### DATA PROVIDED
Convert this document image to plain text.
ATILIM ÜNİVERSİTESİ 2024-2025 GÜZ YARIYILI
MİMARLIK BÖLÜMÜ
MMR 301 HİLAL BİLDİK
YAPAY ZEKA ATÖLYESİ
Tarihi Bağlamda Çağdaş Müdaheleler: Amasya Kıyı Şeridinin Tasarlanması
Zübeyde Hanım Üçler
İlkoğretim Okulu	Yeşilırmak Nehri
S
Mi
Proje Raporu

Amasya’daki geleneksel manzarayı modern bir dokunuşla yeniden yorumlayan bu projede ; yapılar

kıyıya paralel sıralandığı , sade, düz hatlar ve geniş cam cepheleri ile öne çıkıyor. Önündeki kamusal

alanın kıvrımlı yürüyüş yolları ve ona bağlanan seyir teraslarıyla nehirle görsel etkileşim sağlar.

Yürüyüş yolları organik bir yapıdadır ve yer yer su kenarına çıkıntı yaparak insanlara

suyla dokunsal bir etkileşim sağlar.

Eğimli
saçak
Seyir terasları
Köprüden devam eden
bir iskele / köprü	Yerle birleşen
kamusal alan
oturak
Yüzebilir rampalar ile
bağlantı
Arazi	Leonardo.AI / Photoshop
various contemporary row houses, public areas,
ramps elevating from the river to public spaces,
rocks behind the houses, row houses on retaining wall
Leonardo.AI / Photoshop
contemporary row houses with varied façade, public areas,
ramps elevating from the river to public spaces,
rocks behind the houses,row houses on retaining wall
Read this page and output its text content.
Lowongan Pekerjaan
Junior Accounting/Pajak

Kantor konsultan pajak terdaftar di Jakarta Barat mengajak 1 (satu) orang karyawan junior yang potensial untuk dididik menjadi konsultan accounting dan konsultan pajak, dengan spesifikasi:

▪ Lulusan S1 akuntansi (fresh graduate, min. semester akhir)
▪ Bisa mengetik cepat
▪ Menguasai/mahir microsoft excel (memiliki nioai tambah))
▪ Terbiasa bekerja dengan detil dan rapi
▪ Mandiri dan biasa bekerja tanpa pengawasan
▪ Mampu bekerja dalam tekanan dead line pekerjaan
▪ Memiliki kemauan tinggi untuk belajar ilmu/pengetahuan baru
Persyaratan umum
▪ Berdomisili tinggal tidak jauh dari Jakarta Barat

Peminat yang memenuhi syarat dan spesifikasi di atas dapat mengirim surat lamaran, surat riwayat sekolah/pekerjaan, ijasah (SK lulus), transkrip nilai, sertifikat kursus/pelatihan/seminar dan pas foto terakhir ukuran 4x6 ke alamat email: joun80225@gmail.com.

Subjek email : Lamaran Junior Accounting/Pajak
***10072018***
######
• [DIRECTIVE]
Copy exactly, and only, the lines from the one containing "Read this page and output its text content." through the last line of the listing.

• [REPLY TO THE EXERCISE]
Read this page and output its text content.
Lowongan Pekerjaan
Junior Accounting/Pajak

Kantor konsultan pajak terdaftar di Jakarta Barat mengajak 1 (satu) orang karyawan junior yang potensial untuk dididik menjadi konsultan accounting dan konsultan pajak, dengan spesifikasi:

▪ Lulusan S1 akuntansi (fresh graduate, min. semester akhir)
▪ Bisa mengetik cepat
▪ Menguasai/mahir microsoft excel (memiliki nioai tambah))
▪ Terbiasa bekerja dengan detil dan rapi
▪ Mandiri dan biasa bekerja tanpa pengawasan
▪ Mampu bekerja dalam tekanan dead line pekerjaan
▪ Memiliki kemauan tinggi untuk belajar ilmu/pengetahuan baru
Persyaratan umum
▪ Berdomisili tinggal tidak jauh dari Jakarta Barat

Peminat yang memenuhi syarat dan spesifikasi di atas dapat mengirim surat lamaran, surat riwayat sekolah/pekerjaan, ijasah (SK lulus), transkrip nilai, sertifikat kursus/pelatihan/seminar dan pas foto terakhir ukuran 4x6 ke alamat email: joun80225@gmail.com.

Subjek email : Lamaran Junior Accounting/Pajak
***10072018***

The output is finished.